[Saved entries]

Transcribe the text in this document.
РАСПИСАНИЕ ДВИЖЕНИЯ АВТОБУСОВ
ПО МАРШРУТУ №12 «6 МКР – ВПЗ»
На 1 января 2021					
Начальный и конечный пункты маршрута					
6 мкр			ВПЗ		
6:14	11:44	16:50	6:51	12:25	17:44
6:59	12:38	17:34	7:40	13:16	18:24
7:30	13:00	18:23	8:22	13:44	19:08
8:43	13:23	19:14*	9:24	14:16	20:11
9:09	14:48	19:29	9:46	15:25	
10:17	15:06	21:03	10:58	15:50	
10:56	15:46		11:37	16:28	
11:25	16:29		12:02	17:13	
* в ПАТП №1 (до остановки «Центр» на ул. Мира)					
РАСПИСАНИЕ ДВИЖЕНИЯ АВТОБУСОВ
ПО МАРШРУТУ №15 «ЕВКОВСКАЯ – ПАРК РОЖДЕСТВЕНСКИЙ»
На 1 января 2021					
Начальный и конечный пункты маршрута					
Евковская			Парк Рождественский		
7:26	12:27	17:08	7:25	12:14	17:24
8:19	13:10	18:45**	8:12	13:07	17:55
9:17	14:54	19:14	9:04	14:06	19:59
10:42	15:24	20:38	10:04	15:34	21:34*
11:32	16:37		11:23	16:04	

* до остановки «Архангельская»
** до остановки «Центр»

◆ **AIM**: Extract the complete listing verbatim.

◆ **EXERCISE ANSWER**:
Transcribe the text in this document.
РАСПИСАНИЕ ДВИЖЕНИЯ АВТОБУСОВ
ПО МАРШРУТУ №12 «6 МКР – ВПЗ»
На 1 января 2021					
Начальный и конечный пункты маршрута					
6 мкр			ВПЗ		
6:14	11:44	16:50	6:51	12:25	17:44
6:59	12:38	17:34	7:40	13:16	18:24
7:30	13:00	18:23	8:22	13:44	19:08
8:43	13:23	19:14*	9:24	14:16	20:11
9:09	14:48	19:29	9:46	15:25	
10:17	15:06	21:03	10:58	15:50	
10:56	15:46		11:37	16:28	
11:25	16:29		12:02	17:13	
* в ПАТП №1 (до остановки «Центр» на ул. Мира)					
РАСПИСАНИЕ ДВИЖЕНИЯ АВТОБУСОВ
ПО МАРШРУТУ №15 «ЕВКОВСКАЯ – ПАРК РОЖДЕСТВЕНСКИЙ»
На 1 января 2021					
Начальный и конечный пункты маршрута					
Евковская			Парк Рождественский		
7:26	12:27	17:08	7:25	12:14	17:24
8:19	13:10	18:45**	8:12	13:07	17:55
9:17	14:54	19:14	9:04	14:06	19:59
10:42	15:24	20:38	10:04	15:34	21:34*
11:32	16:37		11:23	16:04	

* до остановки «Архангельская»
** до остановки «Центр»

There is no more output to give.